:: Do this ::
Retype the material below. Keep every word exactly as it is.

--- Start of Supplied records ---

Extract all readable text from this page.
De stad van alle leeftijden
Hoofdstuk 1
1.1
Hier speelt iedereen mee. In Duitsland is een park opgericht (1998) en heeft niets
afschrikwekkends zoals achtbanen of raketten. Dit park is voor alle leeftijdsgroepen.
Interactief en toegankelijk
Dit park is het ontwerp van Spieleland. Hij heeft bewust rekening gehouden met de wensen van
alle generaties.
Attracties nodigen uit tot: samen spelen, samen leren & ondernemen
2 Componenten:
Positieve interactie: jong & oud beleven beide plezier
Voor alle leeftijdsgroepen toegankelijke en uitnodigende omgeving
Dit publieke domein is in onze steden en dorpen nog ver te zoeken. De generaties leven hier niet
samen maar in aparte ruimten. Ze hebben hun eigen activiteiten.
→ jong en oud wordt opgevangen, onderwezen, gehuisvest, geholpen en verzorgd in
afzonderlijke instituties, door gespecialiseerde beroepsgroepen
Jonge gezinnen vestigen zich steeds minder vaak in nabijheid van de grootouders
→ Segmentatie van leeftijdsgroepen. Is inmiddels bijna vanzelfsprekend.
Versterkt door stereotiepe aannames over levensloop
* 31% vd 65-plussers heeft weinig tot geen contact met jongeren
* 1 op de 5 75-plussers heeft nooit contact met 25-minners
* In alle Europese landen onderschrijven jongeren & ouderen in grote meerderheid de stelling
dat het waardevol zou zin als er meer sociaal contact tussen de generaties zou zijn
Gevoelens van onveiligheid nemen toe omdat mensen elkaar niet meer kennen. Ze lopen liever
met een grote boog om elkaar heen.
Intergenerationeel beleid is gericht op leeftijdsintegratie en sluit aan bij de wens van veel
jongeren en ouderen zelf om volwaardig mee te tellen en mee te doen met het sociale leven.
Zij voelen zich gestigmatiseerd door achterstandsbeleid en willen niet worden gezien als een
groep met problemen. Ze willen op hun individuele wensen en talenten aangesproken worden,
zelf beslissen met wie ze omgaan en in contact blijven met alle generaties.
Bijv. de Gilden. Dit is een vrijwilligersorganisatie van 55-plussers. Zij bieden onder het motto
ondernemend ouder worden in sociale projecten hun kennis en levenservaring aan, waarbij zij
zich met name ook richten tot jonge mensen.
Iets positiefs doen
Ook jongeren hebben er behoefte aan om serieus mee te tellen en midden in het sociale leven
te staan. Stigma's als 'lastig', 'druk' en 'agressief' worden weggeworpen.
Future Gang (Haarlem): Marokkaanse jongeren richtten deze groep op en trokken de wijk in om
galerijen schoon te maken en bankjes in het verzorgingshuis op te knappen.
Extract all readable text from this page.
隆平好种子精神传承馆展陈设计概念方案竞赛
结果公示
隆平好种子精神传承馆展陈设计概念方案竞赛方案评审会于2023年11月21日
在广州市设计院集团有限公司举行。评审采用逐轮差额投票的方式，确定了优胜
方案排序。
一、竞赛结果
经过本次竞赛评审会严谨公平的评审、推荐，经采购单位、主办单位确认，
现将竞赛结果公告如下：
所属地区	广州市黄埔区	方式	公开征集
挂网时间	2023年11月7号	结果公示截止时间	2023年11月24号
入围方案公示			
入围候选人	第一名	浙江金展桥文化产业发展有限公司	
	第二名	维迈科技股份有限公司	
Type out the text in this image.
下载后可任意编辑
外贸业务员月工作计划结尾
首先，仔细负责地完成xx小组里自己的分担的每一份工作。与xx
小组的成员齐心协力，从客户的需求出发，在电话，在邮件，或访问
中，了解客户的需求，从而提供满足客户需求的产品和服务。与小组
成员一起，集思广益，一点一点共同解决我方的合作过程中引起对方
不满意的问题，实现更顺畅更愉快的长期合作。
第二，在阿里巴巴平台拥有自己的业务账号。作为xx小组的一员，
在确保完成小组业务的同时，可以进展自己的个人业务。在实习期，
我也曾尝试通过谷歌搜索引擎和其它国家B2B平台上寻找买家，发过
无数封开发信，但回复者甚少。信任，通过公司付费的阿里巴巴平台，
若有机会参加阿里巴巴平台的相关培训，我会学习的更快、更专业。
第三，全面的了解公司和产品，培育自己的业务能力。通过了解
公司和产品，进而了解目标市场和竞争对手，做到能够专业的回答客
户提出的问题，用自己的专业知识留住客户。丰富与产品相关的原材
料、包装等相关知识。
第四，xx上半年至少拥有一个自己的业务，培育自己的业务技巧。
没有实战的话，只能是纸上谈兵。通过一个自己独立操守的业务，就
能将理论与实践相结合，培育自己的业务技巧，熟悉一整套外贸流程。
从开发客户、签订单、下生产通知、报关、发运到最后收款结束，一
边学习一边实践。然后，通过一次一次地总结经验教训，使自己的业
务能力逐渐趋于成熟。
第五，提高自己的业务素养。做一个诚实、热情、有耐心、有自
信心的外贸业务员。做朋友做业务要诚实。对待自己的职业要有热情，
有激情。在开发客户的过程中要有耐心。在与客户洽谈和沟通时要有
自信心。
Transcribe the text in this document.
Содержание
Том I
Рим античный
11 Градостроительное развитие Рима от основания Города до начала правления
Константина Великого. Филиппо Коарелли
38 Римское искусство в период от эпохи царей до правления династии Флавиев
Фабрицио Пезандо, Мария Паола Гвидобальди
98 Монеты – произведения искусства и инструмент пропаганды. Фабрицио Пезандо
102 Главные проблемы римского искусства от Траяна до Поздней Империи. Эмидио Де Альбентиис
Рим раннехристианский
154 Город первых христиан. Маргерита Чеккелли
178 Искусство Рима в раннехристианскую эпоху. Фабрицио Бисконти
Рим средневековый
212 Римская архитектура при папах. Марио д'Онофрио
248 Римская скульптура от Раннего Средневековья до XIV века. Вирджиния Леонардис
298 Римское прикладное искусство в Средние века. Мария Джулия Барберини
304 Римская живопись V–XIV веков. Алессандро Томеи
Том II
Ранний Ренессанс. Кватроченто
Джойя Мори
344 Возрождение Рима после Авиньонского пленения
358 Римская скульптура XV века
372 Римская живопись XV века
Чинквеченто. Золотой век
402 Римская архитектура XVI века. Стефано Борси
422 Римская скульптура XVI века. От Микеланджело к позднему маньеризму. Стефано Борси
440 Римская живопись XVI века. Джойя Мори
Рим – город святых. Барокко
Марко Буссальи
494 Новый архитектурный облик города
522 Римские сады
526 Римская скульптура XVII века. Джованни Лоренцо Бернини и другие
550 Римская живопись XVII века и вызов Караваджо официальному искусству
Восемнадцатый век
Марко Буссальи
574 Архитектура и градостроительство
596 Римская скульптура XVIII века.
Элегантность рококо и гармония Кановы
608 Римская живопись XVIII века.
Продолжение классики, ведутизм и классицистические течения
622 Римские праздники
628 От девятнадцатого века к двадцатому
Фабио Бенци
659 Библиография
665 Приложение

--- End of Supplied records ---

:: Reply ::
Extract all readable text from this page.
De stad van alle leeftijden
Hoofdstuk 1
1.1
Hier speelt iedereen mee. In Duitsland is een park opgericht (1998) en heeft niets
afschrikwekkends zoals achtbanen of raketten. Dit park is voor alle leeftijdsgroepen.
Interactief en toegankelijk
Dit park is het ontwerp van Spieleland. Hij heeft bewust rekening gehouden met de wensen van
alle generaties.
Attracties nodigen uit tot: samen spelen, samen leren & ondernemen
2 Componenten:
Positieve interactie: jong & oud beleven beide plezier
Voor alle leeftijdsgroepen toegankelijke en uitnodigende omgeving
Dit publieke domein is in onze steden en dorpen nog ver te zoeken. De generaties leven hier niet
samen maar in aparte ruimten. Ze hebben hun eigen activiteiten.
→ jong en oud wordt opgevangen, onderwezen, gehuisvest, geholpen en verzorgd in
afzonderlijke instituties, door gespecialiseerde beroepsgroepen
Jonge gezinnen vestigen zich steeds minder vaak in nabijheid van de grootouders
→ Segmentatie van leeftijdsgroepen. Is inmiddels bijna vanzelfsprekend.
Versterkt door stereotiepe aannames over levensloop
* 31% vd 65-plussers heeft weinig tot geen contact met jongeren
* 1 op de 5 75-plussers heeft nooit contact met 25-minners
* In alle Europese landen onderschrijven jongeren & ouderen in grote meerderheid de stelling
dat het waardevol zou zin als er meer sociaal contact tussen de generaties zou zijn
Gevoelens van onveiligheid nemen toe omdat mensen elkaar niet meer kennen. Ze lopen liever
met een grote boog om elkaar heen.
Intergenerationeel beleid is gericht op leeftijdsintegratie en sluit aan bij de wens van veel
jongeren en ouderen zelf om volwaardig mee te tellen en mee te doen met het sociale leven.
Zij voelen zich gestigmatiseerd door achterstandsbeleid en willen niet worden gezien als een
groep met problemen. Ze willen op hun individuele wensen en talenten aangesproken worden,
zelf beslissen met wie ze omgaan en in contact blijven met alle generaties.
Bijv. de Gilden. Dit is een vrijwilligersorganisatie van 55-plussers. Zij bieden onder het motto
ondernemend ouder worden in sociale projecten hun kennis en levenservaring aan, waarbij zij
zich met name ook richten tot jonge mensen.
Iets positiefs doen
Ook jongeren hebben er behoefte aan om serieus mee te tellen en midden in het sociale leven
te staan. Stigma's als 'lastig', 'druk' en 'agressief' worden weggeworpen.
Future Gang (Haarlem): Marokkaanse jongeren richtten deze groep op en trokken de wijk in om
galerijen schoon te maken en bankjes in het verzorgingshuis op te knappen.
Extract all readable text from this page.
隆平好种子精神传承馆展陈设计概念方案竞赛
结果公示
隆平好种子精神传承馆展陈设计概念方案竞赛方案评审会于2023年11月21日
在广州市设计院集团有限公司举行。评审采用逐轮差额投票的方式，确定了优胜
方案排序。
一、竞赛结果
经过本次竞赛评审会严谨公平的评审、推荐，经采购单位、主办单位确认，
现将竞赛结果公告如下：
所属地区	广州市黄埔区	方式	公开征集
挂网时间	2023年11月7号	结果公示截止时间	2023年11月24号
入围方案公示			
入围候选人	第一名	浙江金展桥文化产业发展有限公司	
	第二名	维迈科技股份有限公司	
Type out the text in this image.
下载后可任意编辑
外贸业务员月工作计划结尾
首先，仔细负责地完成xx小组里自己的分担的每一份工作。与xx
小组的成员齐心协力，从客户的需求出发，在电话，在邮件，或访问
中，了解客户的需求，从而提供满足客户需求的产品和服务。与小组
成员一起，集思广益，一点一点共同解决我方的合作过程中引起对方
不满意的问题，实现更顺畅更愉快的长期合作。
第二，在阿里巴巴平台拥有自己的业务账号。作为xx小组的一员，
在确保完成小组业务的同时，可以进展自己的个人业务。在实习期，
我也曾尝试通过谷歌搜索引擎和其它国家B2B平台上寻找买家，发过
无数封开发信，但回复者甚少。信任，通过公司付费的阿里巴巴平台，
若有机会参加阿里巴巴平台的相关培训，我会学习的更快、更专业。
第三，全面的了解公司和产品，培育自己的业务能力。通过了解
公司和产品，进而了解目标市场和竞争对手，做到能够专业的回答客
户提出的问题，用自己的专业知识留住客户。丰富与产品相关的原材
料、包装等相关知识。
第四，xx上半年至少拥有一个自己的业务，培育自己的业务技巧。
没有实战的话，只能是纸上谈兵。通过一个自己独立操守的业务，就
能将理论与实践相结合，培育自己的业务技巧，熟悉一整套外贸流程。
从开发客户、签订单、下生产通知、报关、发运到最后收款结束，一
边学习一边实践。然后，通过一次一次地总结经验教训，使自己的业
务能力逐渐趋于成熟。
第五，提高自己的业务素养。做一个诚实、热情、有耐心、有自
信心的外贸业务员。做朋友做业务要诚实。对待自己的职业要有热情，
有激情。在开发客户的过程中要有耐心。在与客户洽谈和沟通时要有
自信心。
Transcribe the text in this document.
Содержание
Том I
Рим античный
11 Градостроительное развитие Рима от основания Города до начала правления
Константина Великого. Филиппо Коарелли
38 Римское искусство в период от эпохи царей до правления династии Флавиев
Фабрицио Пезандо, Мария Паола Гвидобальди
98 Монеты – произведения искусства и инструмент пропаганды. Фабрицио Пезандо
102 Главные проблемы римского искусства от Траяна до Поздней Империи. Эмидио Де Альбентиис
Рим раннехристианский
154 Город первых христиан. Маргерита Чеккелли
178 Искусство Рима в раннехристианскую эпоху. Фабрицио Бисконти
Рим средневековый
212 Римская архитектура при папах. Марио д'Онофрио
248 Римская скульптура от Раннего Средневековья до XIV века. Вирджиния Леонардис
298 Римское прикладное искусство в Средние века. Мария Джулия Барберини
304 Римская живопись V–XIV веков. Алессандро Томеи
Том II
Ранний Ренессанс. Кватроченто
Джойя Мори
344 Возрождение Рима после Авиньонского пленения
358 Римская скульптура XV века
372 Римская живопись XV века
Чинквеченто. Золотой век
402 Римская архитектура XVI века. Стефано Борси
422 Римская скульптура XVI века. От Микеланджело к позднему маньеризму. Стефано Борси
440 Римская живопись XVI века. Джойя Мори
Рим – город святых. Барокко
Марко Буссальи
494 Новый архитектурный облик города
522 Римские сады
526 Римская скульптура XVII века. Джованни Лоренцо Бернини и другие
550 Римская живопись XVII века и вызов Караваджо официальному искусству
Восемнадцатый век
Марко Буссальи
574 Архитектура и градостроительство
596 Римская скульптура XVIII века.
Элегантность рококо и гармония Кановы
608 Римская живопись XVIII века.
Продолжение классики, ведутизм и классицистические течения
622 Римские праздники
628 От девятнадцатого века к двадцатому
Фабио Бенци
659 Библиография
665 Приложение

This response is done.